▶ **Work to be completed**
Every line holding the string "this" should be gathered.

▶ **Extracted data**

-----

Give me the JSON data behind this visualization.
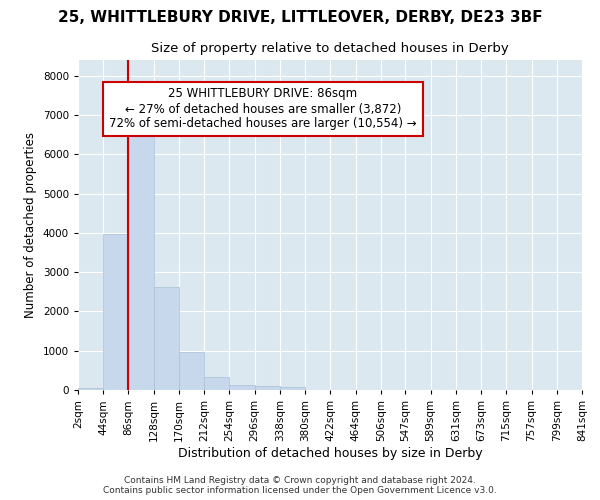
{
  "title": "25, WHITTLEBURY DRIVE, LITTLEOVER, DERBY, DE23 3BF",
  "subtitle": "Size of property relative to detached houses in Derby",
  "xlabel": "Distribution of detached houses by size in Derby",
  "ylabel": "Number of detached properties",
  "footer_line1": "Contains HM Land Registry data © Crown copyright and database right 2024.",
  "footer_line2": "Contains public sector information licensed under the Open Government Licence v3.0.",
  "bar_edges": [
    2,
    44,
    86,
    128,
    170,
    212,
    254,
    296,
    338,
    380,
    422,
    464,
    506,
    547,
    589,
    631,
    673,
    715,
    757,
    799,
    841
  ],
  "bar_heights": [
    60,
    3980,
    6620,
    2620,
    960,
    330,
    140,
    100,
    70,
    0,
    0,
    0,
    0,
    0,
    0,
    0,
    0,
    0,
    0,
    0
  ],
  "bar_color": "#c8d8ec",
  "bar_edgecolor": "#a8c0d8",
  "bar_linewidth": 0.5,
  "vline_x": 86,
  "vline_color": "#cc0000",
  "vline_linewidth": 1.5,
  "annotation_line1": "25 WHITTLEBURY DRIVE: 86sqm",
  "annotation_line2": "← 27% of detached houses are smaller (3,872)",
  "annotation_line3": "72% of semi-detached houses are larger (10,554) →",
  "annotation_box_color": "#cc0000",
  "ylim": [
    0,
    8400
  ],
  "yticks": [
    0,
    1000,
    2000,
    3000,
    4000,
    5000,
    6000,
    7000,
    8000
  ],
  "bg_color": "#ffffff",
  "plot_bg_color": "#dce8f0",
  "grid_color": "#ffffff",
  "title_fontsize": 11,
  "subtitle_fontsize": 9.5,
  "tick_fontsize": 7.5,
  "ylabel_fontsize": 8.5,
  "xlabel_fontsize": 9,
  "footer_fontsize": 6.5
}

-----

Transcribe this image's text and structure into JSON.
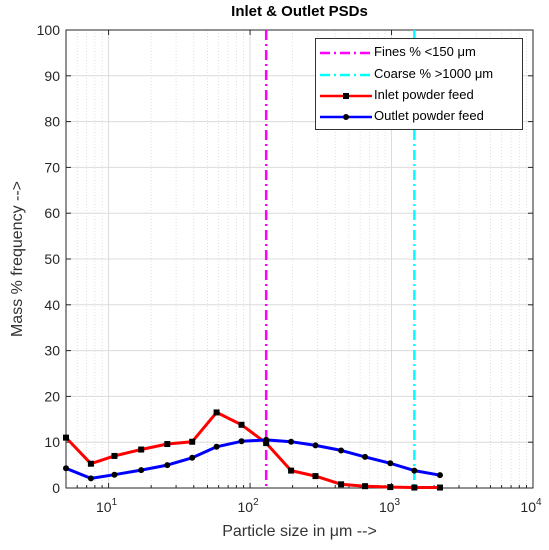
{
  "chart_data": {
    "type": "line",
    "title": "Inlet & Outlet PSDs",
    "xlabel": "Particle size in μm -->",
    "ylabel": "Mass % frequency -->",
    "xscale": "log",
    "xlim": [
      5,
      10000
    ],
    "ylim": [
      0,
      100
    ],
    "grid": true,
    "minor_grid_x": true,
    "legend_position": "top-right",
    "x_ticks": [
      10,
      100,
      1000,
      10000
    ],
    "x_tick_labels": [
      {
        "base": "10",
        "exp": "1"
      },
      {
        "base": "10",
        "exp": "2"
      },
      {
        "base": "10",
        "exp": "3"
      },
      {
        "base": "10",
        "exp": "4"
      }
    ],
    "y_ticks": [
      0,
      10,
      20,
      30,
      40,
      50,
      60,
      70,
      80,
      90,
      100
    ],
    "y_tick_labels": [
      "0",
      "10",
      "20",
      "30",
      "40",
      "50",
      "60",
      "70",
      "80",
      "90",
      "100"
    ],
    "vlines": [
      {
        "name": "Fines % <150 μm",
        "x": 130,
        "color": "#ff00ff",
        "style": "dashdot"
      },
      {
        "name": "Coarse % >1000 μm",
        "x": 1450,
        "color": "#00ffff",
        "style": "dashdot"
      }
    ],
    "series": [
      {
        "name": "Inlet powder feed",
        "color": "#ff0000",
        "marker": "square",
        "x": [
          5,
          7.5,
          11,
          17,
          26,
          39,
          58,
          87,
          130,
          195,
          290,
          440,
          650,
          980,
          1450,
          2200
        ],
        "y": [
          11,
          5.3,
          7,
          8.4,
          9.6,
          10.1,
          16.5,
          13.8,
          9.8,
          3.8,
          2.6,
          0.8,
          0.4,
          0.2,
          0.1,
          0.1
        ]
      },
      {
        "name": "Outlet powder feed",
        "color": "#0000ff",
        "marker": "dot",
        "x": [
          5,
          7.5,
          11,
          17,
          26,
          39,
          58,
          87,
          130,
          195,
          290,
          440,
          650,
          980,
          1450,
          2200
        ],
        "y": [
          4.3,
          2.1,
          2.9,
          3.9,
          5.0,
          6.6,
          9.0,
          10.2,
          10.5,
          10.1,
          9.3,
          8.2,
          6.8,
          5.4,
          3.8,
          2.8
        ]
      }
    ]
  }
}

-----

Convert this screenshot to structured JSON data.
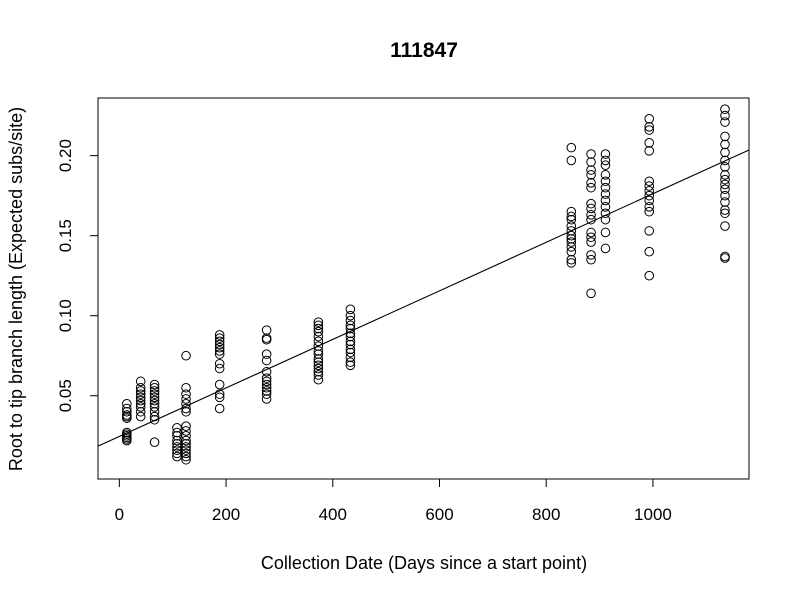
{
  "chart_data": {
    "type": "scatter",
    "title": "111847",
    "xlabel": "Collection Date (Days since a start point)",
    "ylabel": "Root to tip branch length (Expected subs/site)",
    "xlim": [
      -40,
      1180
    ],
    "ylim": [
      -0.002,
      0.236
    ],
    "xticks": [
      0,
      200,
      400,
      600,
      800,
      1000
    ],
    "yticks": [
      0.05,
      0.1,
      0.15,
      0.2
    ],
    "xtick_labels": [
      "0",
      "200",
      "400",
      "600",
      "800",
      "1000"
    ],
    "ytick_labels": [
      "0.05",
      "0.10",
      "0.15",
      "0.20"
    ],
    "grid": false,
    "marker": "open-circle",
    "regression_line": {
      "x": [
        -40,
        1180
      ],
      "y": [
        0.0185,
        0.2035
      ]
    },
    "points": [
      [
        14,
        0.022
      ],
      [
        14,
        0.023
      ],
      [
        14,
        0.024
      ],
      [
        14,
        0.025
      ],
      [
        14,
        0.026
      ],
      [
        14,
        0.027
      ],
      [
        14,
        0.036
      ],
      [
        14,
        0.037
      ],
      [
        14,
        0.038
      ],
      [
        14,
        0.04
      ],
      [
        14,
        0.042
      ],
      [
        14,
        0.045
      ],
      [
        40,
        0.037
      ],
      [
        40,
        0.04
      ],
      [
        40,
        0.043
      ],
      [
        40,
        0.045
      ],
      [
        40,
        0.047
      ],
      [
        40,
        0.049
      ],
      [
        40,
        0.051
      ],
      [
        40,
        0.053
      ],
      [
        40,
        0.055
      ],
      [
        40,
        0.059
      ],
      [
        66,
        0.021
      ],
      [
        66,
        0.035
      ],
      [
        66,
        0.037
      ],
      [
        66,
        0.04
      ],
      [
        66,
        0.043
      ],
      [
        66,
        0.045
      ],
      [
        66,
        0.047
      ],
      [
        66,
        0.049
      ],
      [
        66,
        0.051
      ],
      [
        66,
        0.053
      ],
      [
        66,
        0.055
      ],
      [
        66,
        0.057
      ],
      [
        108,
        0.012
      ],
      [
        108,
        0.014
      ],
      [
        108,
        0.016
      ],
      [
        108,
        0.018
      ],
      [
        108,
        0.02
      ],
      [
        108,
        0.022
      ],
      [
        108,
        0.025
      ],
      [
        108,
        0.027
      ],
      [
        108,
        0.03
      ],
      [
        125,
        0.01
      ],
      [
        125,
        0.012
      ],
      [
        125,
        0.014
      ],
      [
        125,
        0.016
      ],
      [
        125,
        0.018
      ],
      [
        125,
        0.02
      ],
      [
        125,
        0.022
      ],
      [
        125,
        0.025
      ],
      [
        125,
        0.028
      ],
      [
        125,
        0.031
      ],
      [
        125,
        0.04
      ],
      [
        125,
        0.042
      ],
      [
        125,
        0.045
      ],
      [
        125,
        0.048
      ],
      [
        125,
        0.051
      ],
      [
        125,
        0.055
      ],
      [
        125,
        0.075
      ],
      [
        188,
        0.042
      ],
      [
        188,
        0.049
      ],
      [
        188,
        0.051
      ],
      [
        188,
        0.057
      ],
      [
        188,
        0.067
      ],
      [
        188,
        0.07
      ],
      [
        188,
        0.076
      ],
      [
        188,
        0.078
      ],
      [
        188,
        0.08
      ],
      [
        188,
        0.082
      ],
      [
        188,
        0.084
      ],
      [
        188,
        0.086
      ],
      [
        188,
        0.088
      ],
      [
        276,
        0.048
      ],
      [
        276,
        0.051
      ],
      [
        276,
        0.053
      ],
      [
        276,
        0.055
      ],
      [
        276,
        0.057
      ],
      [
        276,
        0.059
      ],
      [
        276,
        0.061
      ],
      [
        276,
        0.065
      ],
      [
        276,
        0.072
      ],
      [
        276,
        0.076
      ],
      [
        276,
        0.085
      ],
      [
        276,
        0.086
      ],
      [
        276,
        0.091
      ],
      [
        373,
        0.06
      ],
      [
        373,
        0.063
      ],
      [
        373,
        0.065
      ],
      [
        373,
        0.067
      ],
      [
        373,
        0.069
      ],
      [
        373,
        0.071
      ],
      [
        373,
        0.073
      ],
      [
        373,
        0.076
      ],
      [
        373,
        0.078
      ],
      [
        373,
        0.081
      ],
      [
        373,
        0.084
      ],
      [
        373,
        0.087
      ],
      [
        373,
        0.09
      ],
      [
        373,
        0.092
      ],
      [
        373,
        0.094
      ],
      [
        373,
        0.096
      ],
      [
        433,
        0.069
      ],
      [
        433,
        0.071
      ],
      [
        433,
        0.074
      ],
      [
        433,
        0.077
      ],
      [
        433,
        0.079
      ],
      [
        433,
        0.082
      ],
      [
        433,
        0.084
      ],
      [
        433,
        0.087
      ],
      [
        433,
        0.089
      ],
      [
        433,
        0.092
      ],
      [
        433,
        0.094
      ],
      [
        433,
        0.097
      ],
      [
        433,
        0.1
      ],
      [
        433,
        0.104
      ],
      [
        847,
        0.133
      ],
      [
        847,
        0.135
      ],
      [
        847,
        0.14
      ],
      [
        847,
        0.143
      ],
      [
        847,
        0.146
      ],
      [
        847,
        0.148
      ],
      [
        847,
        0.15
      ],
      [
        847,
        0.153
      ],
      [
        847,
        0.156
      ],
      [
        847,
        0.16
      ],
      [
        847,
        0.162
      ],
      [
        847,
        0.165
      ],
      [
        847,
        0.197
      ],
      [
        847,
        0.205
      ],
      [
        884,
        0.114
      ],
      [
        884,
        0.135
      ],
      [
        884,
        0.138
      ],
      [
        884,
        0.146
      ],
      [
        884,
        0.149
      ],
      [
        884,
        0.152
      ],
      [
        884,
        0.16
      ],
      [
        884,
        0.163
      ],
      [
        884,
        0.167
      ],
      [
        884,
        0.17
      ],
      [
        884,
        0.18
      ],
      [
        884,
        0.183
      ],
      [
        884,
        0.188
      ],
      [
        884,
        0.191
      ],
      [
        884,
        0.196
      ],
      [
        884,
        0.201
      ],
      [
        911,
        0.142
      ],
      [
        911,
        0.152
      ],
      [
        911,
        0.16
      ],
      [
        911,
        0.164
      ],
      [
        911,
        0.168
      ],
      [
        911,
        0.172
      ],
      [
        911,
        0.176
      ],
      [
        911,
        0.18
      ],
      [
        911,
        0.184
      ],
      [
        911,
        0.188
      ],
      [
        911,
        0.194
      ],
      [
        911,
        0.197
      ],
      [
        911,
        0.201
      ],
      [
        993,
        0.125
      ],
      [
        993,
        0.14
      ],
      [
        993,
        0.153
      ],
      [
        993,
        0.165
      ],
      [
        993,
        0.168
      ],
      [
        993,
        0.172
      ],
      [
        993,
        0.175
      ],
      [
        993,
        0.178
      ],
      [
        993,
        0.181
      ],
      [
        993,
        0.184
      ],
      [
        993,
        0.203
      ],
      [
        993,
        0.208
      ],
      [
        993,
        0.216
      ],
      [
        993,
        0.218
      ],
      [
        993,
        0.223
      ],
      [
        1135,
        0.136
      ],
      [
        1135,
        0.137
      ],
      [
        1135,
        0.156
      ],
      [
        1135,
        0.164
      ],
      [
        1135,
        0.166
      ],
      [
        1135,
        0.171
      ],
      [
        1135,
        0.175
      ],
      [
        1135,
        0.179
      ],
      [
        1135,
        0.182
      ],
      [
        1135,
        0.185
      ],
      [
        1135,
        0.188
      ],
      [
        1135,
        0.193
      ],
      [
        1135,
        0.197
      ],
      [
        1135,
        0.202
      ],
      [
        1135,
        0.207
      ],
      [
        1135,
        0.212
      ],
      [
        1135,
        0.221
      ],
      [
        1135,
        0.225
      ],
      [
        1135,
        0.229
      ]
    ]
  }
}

-----

▶ **Final answer**
Give me the JSON data behind this visualization.
Transcribe this image's text and structure into JSON.
Convert this screenshot to structured JSON data.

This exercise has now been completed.